* WORK TO COMPLETE *
Where a line of the material contains the string "Даргомыжского", copy that line.

(Data listing)
──────────
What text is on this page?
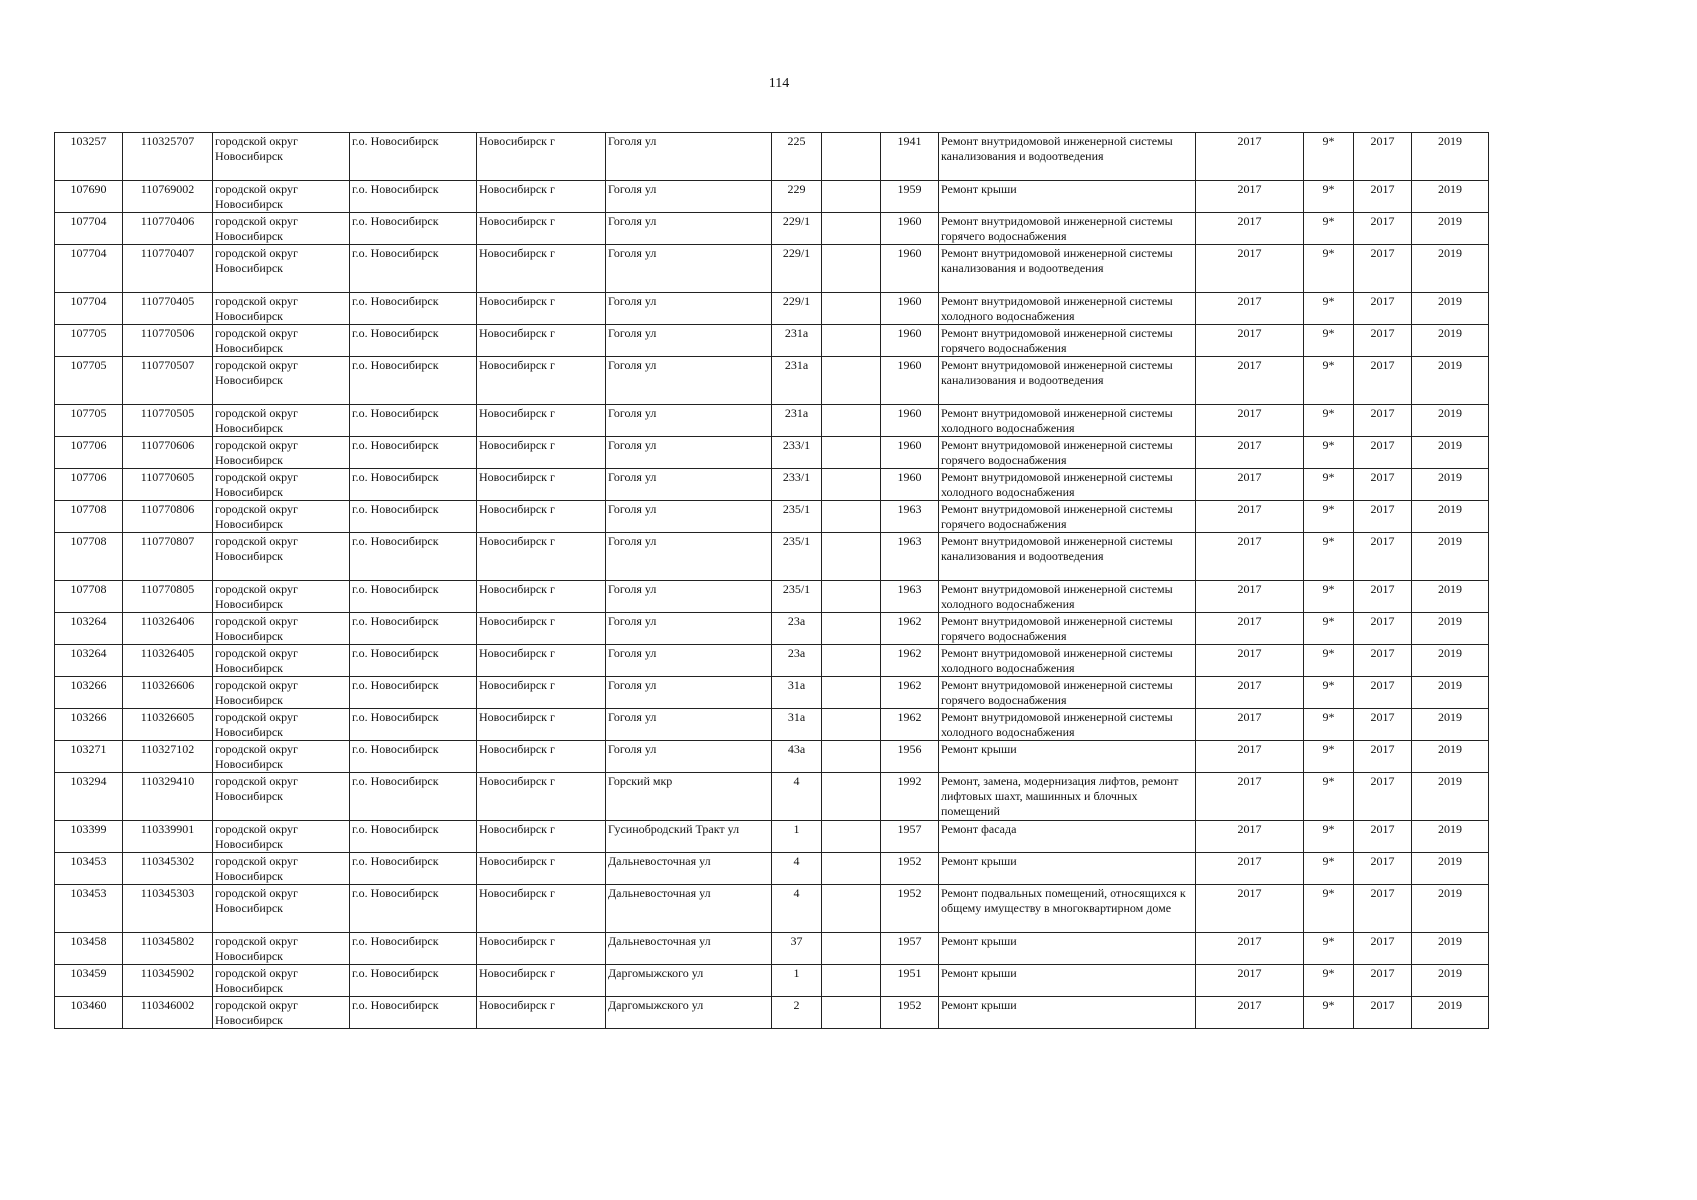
114
103257	110325707	городской округ Новосибирск	г.о. Новосибирск	Новосибирск г	Гоголя ул	225		1941	Ремонт внутридомовой инженерной системы канализования и водоотведения	2017	9*	2017	2019
107690	110769002	городской округ Новосибирск	г.о. Новосибирск	Новосибирск г	Гоголя ул	229		1959	Ремонт крыши	2017	9*	2017	2019
107704	110770406	городской округ Новосибирск	г.о. Новосибирск	Новосибирск г	Гоголя ул	229/1		1960	Ремонт внутридомовой инженерной системы горячего водоснабжения	2017	9*	2017	2019
107704	110770407	городской округ Новосибирск	г.о. Новосибирск	Новосибирск г	Гоголя ул	229/1		1960	Ремонт внутридомовой инженерной системы канализования и водоотведения	2017	9*	2017	2019
107704	110770405	городской округ Новосибирск	г.о. Новосибирск	Новосибирск г	Гоголя ул	229/1		1960	Ремонт внутридомовой инженерной системы холодного водоснабжения	2017	9*	2017	2019
107705	110770506	городской округ Новосибирск	г.о. Новосибирск	Новосибирск г	Гоголя ул	231а		1960	Ремонт внутридомовой инженерной системы горячего водоснабжения	2017	9*	2017	2019
107705	110770507	городской округ Новосибирск	г.о. Новосибирск	Новосибирск г	Гоголя ул	231а		1960	Ремонт внутридомовой инженерной системы канализования и водоотведения	2017	9*	2017	2019
107705	110770505	городской округ Новосибирск	г.о. Новосибирск	Новосибирск г	Гоголя ул	231а		1960	Ремонт внутридомовой инженерной системы холодного водоснабжения	2017	9*	2017	2019
107706	110770606	городской округ Новосибирск	г.о. Новосибирск	Новосибирск г	Гоголя ул	233/1		1960	Ремонт внутридомовой инженерной системы горячего водоснабжения	2017	9*	2017	2019
107706	110770605	городской округ Новосибирск	г.о. Новосибирск	Новосибирск г	Гоголя ул	233/1		1960	Ремонт внутридомовой инженерной системы холодного водоснабжения	2017	9*	2017	2019
107708	110770806	городской округ Новосибирск	г.о. Новосибирск	Новосибирск г	Гоголя ул	235/1		1963	Ремонт внутридомовой инженерной системы горячего водоснабжения	2017	9*	2017	2019
107708	110770807	городской округ Новосибирск	г.о. Новосибирск	Новосибирск г	Гоголя ул	235/1		1963	Ремонт внутридомовой инженерной системы канализования и водоотведения	2017	9*	2017	2019
107708	110770805	городской округ Новосибирск	г.о. Новосибирск	Новосибирск г	Гоголя ул	235/1		1963	Ремонт внутридомовой инженерной системы холодного водоснабжения	2017	9*	2017	2019
103264	110326406	городской округ Новосибирск	г.о. Новосибирск	Новосибирск г	Гоголя ул	23а		1962	Ремонт внутридомовой инженерной системы горячего водоснабжения	2017	9*	2017	2019
103264	110326405	городской округ Новосибирск	г.о. Новосибирск	Новосибирск г	Гоголя ул	23а		1962	Ремонт внутридомовой инженерной системы холодного водоснабжения	2017	9*	2017	2019
103266	110326606	городской округ Новосибирск	г.о. Новосибирск	Новосибирск г	Гоголя ул	31а		1962	Ремонт внутридомовой инженерной системы горячего водоснабжения	2017	9*	2017	2019
103266	110326605	городской округ Новосибирск	г.о. Новосибирск	Новосибирск г	Гоголя ул	31а		1962	Ремонт внутридомовой инженерной системы холодного водоснабжения	2017	9*	2017	2019
103271	110327102	городской округ Новосибирск	г.о. Новосибирск	Новосибирск г	Гоголя ул	43а		1956	Ремонт крыши	2017	9*	2017	2019
103294	110329410	городской округ Новосибирск	г.о. Новосибирск	Новосибирск г	Горский мкр	4		1992	Ремонт, замена, модернизация лифтов, ремонт лифтовых шахт, машинных и блочных помещений	2017	9*	2017	2019
103399	110339901	городской округ Новосибирск	г.о. Новосибирск	Новосибирск г	Гусинобродский Тракт ул	1		1957	Ремонт фасада	2017	9*	2017	2019
103453	110345302	городской округ Новосибирск	г.о. Новосибирск	Новосибирск г	Дальневосточная ул	4		1952	Ремонт крыши	2017	9*	2017	2019
103453	110345303	городской округ Новосибирск	г.о. Новосибирск	Новосибирск г	Дальневосточная ул	4		1952	Ремонт подвальных помещений, относящихся к общему имуществу в многоквартирном доме	2017	9*	2017	2019
103458	110345802	городской округ Новосибирск	г.о. Новосибирск	Новосибирск г	Дальневосточная ул	37		1957	Ремонт крыши	2017	9*	2017	2019
103459	110345902	городской округ Новосибирск	г.о. Новосибирск	Новосибирск г	Даргомыжского ул	1		1951	Ремонт крыши	2017	9*	2017	2019
103460	110346002	городской округ Новосибирск	г.о. Новосибирск	Новосибирск г	Даргомыжского ул	2		1952	Ремонт крыши	2017	9*	2017	2019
──────────
* REPLY *
103459	110345902	городской округ Новосибирск	г.о. Новосибирск	Новосибирск г	Даргомыжского ул	1		1951	Ремонт крыши	2017	9*	2017	2019
103460	110346002	городской округ Новосибирск	г.о. Новосибирск	Новосибирск г	Даргомыжского ул	2		1952	Ремонт крыши	2017	9*	2017	2019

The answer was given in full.